Goal
Repeat, without any change, the entries presented below.

Given records

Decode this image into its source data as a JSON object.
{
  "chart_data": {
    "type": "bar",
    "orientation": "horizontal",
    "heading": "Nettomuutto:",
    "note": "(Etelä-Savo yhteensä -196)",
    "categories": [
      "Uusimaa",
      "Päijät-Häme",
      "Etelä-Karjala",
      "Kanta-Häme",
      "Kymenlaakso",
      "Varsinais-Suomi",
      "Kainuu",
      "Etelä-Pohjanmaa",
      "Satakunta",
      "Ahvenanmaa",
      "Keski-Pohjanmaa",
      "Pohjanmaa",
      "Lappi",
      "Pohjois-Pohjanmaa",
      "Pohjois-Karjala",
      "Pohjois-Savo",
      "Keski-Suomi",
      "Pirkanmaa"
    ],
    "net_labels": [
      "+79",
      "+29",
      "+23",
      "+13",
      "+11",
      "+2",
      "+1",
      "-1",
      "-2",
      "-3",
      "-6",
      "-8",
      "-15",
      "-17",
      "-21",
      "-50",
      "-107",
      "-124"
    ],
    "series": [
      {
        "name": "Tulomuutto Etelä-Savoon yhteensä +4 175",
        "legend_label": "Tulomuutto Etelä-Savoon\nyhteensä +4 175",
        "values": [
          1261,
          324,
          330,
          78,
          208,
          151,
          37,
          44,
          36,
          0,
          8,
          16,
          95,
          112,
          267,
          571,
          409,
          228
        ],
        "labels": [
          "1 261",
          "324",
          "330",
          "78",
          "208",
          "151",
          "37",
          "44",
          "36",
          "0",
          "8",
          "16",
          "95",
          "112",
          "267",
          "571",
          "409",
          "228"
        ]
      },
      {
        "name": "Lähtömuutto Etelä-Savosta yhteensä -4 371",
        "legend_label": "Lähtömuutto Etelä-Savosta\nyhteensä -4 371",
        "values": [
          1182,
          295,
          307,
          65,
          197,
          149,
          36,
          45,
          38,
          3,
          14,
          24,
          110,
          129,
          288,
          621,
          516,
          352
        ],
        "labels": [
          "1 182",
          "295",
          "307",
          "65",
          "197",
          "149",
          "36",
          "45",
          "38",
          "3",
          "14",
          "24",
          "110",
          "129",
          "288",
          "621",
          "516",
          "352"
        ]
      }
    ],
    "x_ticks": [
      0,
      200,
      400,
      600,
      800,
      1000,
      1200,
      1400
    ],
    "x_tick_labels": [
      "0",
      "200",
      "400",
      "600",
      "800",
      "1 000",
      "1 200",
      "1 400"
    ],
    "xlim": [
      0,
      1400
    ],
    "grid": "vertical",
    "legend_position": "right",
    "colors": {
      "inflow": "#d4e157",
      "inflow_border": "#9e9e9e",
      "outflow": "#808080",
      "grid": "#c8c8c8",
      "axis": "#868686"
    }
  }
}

Response below
Decode this image into its source data as a JSON object.
{
  "chart_data": {
    "type": "bar",
    "orientation": "horizontal",
    "heading": "Nettomuutto:",
    "note": "(Etelä-Savo yhteensä -196)",
    "categories": [
      "Uusimaa",
      "Päijät-Häme",
      "Etelä-Karjala",
      "Kanta-Häme",
      "Kymenlaakso",
      "Varsinais-Suomi",
      "Kainuu",
      "Etelä-Pohjanmaa",
      "Satakunta",
      "Ahvenanmaa",
      "Keski-Pohjanmaa",
      "Pohjanmaa",
      "Lappi",
      "Pohjois-Pohjanmaa",
      "Pohjois-Karjala",
      "Pohjois-Savo",
      "Keski-Suomi",
      "Pirkanmaa"
    ],
    "net_labels": [
      "+79",
      "+29",
      "+23",
      "+13",
      "+11",
      "+2",
      "+1",
      "-1",
      "-2",
      "-3",
      "-6",
      "-8",
      "-15",
      "-17",
      "-21",
      "-50",
      "-107",
      "-124"
    ],
    "series": [
      {
        "name": "Tulomuutto Etelä-Savoon yhteensä +4 175",
        "legend_label": "Tulomuutto Etelä-Savoon\nyhteensä +4 175",
        "values": [
          1261,
          324,
          330,
          78,
          208,
          151,
          37,
          44,
          36,
          0,
          8,
          16,
          95,
          112,
          267,
          571,
          409,
          228
        ],
        "labels": [
          "1 261",
          "324",
          "330",
          "78",
          "208",
          "151",
          "37",
          "44",
          "36",
          "0",
          "8",
          "16",
          "95",
          "112",
          "267",
          "571",
          "409",
          "228"
        ]
      },
      {
        "name": "Lähtömuutto Etelä-Savosta yhteensä -4 371",
        "legend_label": "Lähtömuutto Etelä-Savosta\nyhteensä -4 371",
        "values": [
          1182,
          295,
          307,
          65,
          197,
          149,
          36,
          45,
          38,
          3,
          14,
          24,
          110,
          129,
          288,
          621,
          516,
          352
        ],
        "labels": [
          "1 182",
          "295",
          "307",
          "65",
          "197",
          "149",
          "36",
          "45",
          "38",
          "3",
          "14",
          "24",
          "110",
          "129",
          "288",
          "621",
          "516",
          "352"
        ]
      }
    ],
    "x_ticks": [
      0,
      200,
      400,
      600,
      800,
      1000,
      1200,
      1400
    ],
    "x_tick_labels": [
      "0",
      "200",
      "400",
      "600",
      "800",
      "1 000",
      "1 200",
      "1 400"
    ],
    "xlim": [
      0,
      1400
    ],
    "grid": "vertical",
    "legend_position": "right",
    "colors": {
      "inflow": "#d4e157",
      "inflow_border": "#9e9e9e",
      "outflow": "#808080",
      "grid": "#c8c8c8",
      "axis": "#868686"
    }
  }
}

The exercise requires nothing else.